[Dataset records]

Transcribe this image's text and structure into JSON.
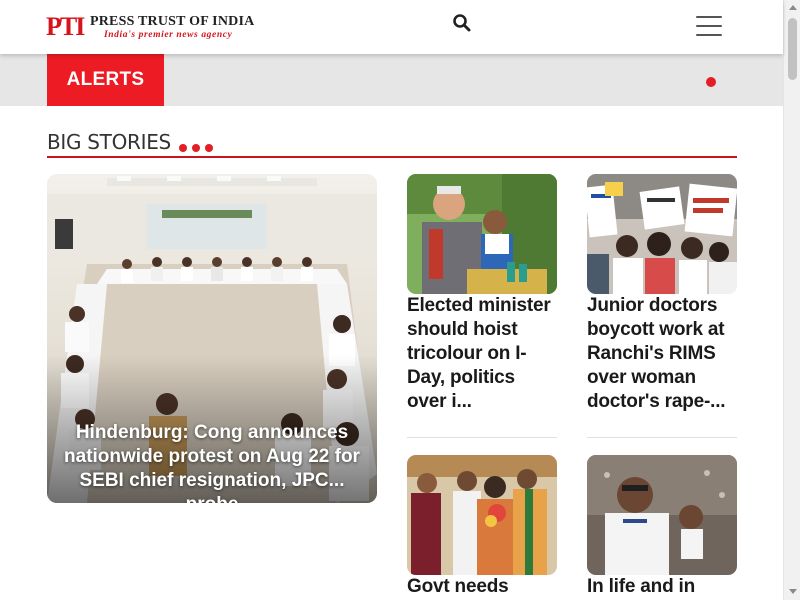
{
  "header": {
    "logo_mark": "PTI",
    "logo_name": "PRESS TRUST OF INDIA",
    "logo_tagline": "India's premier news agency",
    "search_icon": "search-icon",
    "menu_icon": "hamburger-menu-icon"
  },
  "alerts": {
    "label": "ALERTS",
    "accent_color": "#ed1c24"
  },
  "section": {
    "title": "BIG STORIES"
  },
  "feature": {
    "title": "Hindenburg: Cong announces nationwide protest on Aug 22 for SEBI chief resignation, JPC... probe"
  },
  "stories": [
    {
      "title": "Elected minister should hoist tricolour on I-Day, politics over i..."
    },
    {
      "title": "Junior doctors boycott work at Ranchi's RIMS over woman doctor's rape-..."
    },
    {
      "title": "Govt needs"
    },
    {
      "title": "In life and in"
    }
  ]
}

_Problem to work on_. Identify the lines in the entries above that contain "title", then copy them out.

_Written answer_.
    "title": "BIG STORIES"
    "title": "Hindenburg: Cong announces nationwide protest on Aug 22 for SEBI chief resignation, JPC... probe"
      "title": "Elected minister should hoist tricolour on I-Day, politics over i..."
      "title": "Junior doctors boycott work at Ranchi's RIMS over woman doctor's rape-..."
      "title": "Govt needs"
      "title": "In life and in"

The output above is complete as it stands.